- **TASK DETAILS**:
Your task is to give the data again, exactly, with every line intact.

**** DATA FOR PROCESSING

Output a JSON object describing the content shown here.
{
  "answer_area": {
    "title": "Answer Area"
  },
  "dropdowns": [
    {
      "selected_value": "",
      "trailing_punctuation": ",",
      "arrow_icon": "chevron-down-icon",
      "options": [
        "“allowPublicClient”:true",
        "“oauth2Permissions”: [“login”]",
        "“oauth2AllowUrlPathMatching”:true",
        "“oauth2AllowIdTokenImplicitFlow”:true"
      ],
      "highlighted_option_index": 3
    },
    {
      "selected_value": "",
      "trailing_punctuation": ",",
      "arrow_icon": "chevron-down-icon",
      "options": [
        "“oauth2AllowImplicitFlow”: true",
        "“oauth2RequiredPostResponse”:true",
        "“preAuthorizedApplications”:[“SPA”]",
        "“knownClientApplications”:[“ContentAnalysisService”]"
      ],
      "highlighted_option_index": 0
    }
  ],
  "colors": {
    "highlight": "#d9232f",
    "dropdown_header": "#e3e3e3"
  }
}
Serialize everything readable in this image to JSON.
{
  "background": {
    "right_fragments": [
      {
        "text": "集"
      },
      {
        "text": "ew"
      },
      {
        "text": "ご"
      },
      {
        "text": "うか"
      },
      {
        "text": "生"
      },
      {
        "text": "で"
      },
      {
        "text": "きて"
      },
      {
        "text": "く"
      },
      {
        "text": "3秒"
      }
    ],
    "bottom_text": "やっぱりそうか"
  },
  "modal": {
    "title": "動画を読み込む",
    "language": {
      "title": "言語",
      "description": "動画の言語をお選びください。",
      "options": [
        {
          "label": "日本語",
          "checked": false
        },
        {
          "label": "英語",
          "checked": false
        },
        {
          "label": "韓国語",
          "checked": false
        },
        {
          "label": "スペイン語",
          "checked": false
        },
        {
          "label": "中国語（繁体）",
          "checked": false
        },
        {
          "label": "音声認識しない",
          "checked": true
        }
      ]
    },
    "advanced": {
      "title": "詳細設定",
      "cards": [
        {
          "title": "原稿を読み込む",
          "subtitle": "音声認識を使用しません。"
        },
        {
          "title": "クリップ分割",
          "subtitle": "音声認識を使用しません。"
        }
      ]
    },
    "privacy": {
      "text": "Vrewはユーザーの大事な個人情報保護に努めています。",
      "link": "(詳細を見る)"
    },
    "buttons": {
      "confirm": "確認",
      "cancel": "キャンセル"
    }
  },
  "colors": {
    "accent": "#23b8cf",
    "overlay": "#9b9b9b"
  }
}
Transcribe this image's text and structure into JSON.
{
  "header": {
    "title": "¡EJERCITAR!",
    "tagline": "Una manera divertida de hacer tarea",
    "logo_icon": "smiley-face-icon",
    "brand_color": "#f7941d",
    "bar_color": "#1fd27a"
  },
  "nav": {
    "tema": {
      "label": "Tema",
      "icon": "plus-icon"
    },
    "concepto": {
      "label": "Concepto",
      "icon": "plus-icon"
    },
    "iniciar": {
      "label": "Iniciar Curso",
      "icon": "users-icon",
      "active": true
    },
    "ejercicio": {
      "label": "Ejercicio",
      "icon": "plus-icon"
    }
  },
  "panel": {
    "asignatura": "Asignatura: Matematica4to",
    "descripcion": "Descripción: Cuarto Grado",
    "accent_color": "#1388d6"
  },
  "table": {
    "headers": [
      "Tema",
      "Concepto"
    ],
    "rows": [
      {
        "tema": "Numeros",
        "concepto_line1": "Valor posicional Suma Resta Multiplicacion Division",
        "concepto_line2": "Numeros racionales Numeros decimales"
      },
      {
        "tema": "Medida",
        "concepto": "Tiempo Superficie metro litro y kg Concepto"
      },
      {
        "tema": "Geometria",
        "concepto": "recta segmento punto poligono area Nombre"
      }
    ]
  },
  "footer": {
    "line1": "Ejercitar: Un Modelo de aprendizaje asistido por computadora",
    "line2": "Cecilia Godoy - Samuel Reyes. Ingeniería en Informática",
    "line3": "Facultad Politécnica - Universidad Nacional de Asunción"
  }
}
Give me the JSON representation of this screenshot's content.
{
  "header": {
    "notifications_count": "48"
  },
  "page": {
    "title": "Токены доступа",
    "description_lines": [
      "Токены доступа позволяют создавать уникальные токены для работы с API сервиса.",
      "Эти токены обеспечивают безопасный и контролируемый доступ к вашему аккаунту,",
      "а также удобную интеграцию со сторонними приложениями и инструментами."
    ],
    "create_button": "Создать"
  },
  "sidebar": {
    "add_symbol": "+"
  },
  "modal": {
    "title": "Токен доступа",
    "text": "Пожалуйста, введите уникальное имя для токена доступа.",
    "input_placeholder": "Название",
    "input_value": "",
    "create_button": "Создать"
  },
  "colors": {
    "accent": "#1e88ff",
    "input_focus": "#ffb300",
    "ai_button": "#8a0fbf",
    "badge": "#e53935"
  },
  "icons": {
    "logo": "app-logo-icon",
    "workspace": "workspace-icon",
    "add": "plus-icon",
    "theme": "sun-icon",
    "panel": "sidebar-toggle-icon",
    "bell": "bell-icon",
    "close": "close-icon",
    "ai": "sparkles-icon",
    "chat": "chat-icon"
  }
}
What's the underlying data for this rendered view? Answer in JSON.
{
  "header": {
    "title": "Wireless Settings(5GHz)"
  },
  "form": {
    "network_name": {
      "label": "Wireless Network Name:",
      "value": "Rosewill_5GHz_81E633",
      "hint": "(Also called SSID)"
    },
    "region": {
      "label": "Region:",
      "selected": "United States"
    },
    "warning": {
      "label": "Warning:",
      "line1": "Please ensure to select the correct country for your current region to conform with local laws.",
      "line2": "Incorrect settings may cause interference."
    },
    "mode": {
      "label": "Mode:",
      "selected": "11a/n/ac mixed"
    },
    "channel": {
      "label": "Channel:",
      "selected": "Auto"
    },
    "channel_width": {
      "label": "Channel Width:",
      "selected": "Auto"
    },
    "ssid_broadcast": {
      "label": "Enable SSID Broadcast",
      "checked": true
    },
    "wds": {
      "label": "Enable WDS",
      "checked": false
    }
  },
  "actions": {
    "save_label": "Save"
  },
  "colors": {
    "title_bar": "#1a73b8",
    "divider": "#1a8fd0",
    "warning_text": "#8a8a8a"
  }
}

********

- **SOLUTION**:
Output a JSON object describing the content shown here.
{
  "answer_area": {
    "title": "Answer Area"
  },
  "dropdowns": [
    {
      "selected_value": "",
      "trailing_punctuation": ",",
      "arrow_icon": "chevron-down-icon",
      "options": [
        "“allowPublicClient”:true",
        "“oauth2Permissions”: [“login”]",
        "“oauth2AllowUrlPathMatching”:true",
        "“oauth2AllowIdTokenImplicitFlow”:true"
      ],
      "highlighted_option_index": 3
    },
    {
      "selected_value": "",
      "trailing_punctuation": ",",
      "arrow_icon": "chevron-down-icon",
      "options": [
        "“oauth2AllowImplicitFlow”: true",
        "“oauth2RequiredPostResponse”:true",
        "“preAuthorizedApplications”:[“SPA”]",
        "“knownClientApplications”:[“ContentAnalysisService”]"
      ],
      "highlighted_option_index": 0
    }
  ],
  "colors": {
    "highlight": "#d9232f",
    "dropdown_header": "#e3e3e3"
  }
}
Serialize everything readable in this image to JSON.
{
  "background": {
    "right_fragments": [
      {
        "text": "集"
      },
      {
        "text": "ew"
      },
      {
        "text": "ご"
      },
      {
        "text": "うか"
      },
      {
        "text": "生"
      },
      {
        "text": "で"
      },
      {
        "text": "きて"
      },
      {
        "text": "く"
      },
      {
        "text": "3秒"
      }
    ],
    "bottom_text": "やっぱりそうか"
  },
  "modal": {
    "title": "動画を読み込む",
    "language": {
      "title": "言語",
      "description": "動画の言語をお選びください。",
      "options": [
        {
          "label": "日本語",
          "checked": false
        },
        {
          "label": "英語",
          "checked": false
        },
        {
          "label": "韓国語",
          "checked": false
        },
        {
          "label": "スペイン語",
          "checked": false
        },
        {
          "label": "中国語（繁体）",
          "checked": false
        },
        {
          "label": "音声認識しない",
          "checked": true
        }
      ]
    },
    "advanced": {
      "title": "詳細設定",
      "cards": [
        {
          "title": "原稿を読み込む",
          "subtitle": "音声認識を使用しません。"
        },
        {
          "title": "クリップ分割",
          "subtitle": "音声認識を使用しません。"
        }
      ]
    },
    "privacy": {
      "text": "Vrewはユーザーの大事な個人情報保護に努めています。",
      "link": "(詳細を見る)"
    },
    "buttons": {
      "confirm": "確認",
      "cancel": "キャンセル"
    }
  },
  "colors": {
    "accent": "#23b8cf",
    "overlay": "#9b9b9b"
  }
}
Transcribe this image's text and structure into JSON.
{
  "header": {
    "title": "¡EJERCITAR!",
    "tagline": "Una manera divertida de hacer tarea",
    "logo_icon": "smiley-face-icon",
    "brand_color": "#f7941d",
    "bar_color": "#1fd27a"
  },
  "nav": {
    "tema": {
      "label": "Tema",
      "icon": "plus-icon"
    },
    "concepto": {
      "label": "Concepto",
      "icon": "plus-icon"
    },
    "iniciar": {
      "label": "Iniciar Curso",
      "icon": "users-icon",
      "active": true
    },
    "ejercicio": {
      "label": "Ejercicio",
      "icon": "plus-icon"
    }
  },
  "panel": {
    "asignatura": "Asignatura: Matematica4to",
    "descripcion": "Descripción: Cuarto Grado",
    "accent_color": "#1388d6"
  },
  "table": {
    "headers": [
      "Tema",
      "Concepto"
    ],
    "rows": [
      {
        "tema": "Numeros",
        "concepto_line1": "Valor posicional Suma Resta Multiplicacion Division",
        "concepto_line2": "Numeros racionales Numeros decimales"
      },
      {
        "tema": "Medida",
        "concepto": "Tiempo Superficie metro litro y kg Concepto"
      },
      {
        "tema": "Geometria",
        "concepto": "recta segmento punto poligono area Nombre"
      }
    ]
  },
  "footer": {
    "line1": "Ejercitar: Un Modelo de aprendizaje asistido por computadora",
    "line2": "Cecilia Godoy - Samuel Reyes. Ingeniería en Informática",
    "line3": "Facultad Politécnica - Universidad Nacional de Asunción"
  }
}
Give me the JSON representation of this screenshot's content.
{
  "header": {
    "notifications_count": "48"
  },
  "page": {
    "title": "Токены доступа",
    "description_lines": [
      "Токены доступа позволяют создавать уникальные токены для работы с API сервиса.",
      "Эти токены обеспечивают безопасный и контролируемый доступ к вашему аккаунту,",
      "а также удобную интеграцию со сторонними приложениями и инструментами."
    ],
    "create_button": "Создать"
  },
  "sidebar": {
    "add_symbol": "+"
  },
  "modal": {
    "title": "Токен доступа",
    "text": "Пожалуйста, введите уникальное имя для токена доступа.",
    "input_placeholder": "Название",
    "input_value": "",
    "create_button": "Создать"
  },
  "colors": {
    "accent": "#1e88ff",
    "input_focus": "#ffb300",
    "ai_button": "#8a0fbf",
    "badge": "#e53935"
  },
  "icons": {
    "logo": "app-logo-icon",
    "workspace": "workspace-icon",
    "add": "plus-icon",
    "theme": "sun-icon",
    "panel": "sidebar-toggle-icon",
    "bell": "bell-icon",
    "close": "close-icon",
    "ai": "sparkles-icon",
    "chat": "chat-icon"
  }
}
What's the underlying data for this rendered view? Answer in JSON.
{
  "header": {
    "title": "Wireless Settings(5GHz)"
  },
  "form": {
    "network_name": {
      "label": "Wireless Network Name:",
      "value": "Rosewill_5GHz_81E633",
      "hint": "(Also called SSID)"
    },
    "region": {
      "label": "Region:",
      "selected": "United States"
    },
    "warning": {
      "label": "Warning:",
      "line1": "Please ensure to select the correct country for your current region to conform with local laws.",
      "line2": "Incorrect settings may cause interference."
    },
    "mode": {
      "label": "Mode:",
      "selected": "11a/n/ac mixed"
    },
    "channel": {
      "label": "Channel:",
      "selected": "Auto"
    },
    "channel_width": {
      "label": "Channel Width:",
      "selected": "Auto"
    },
    "ssid_broadcast": {
      "label": "Enable SSID Broadcast",
      "checked": true
    },
    "wds": {
      "label": "Enable WDS",
      "checked": false
    }
  },
  "actions": {
    "save_label": "Save"
  },
  "colors": {
    "title_bar": "#1a73b8",
    "divider": "#1a8fd0",
    "warning_text": "#8a8a8a"
  }
}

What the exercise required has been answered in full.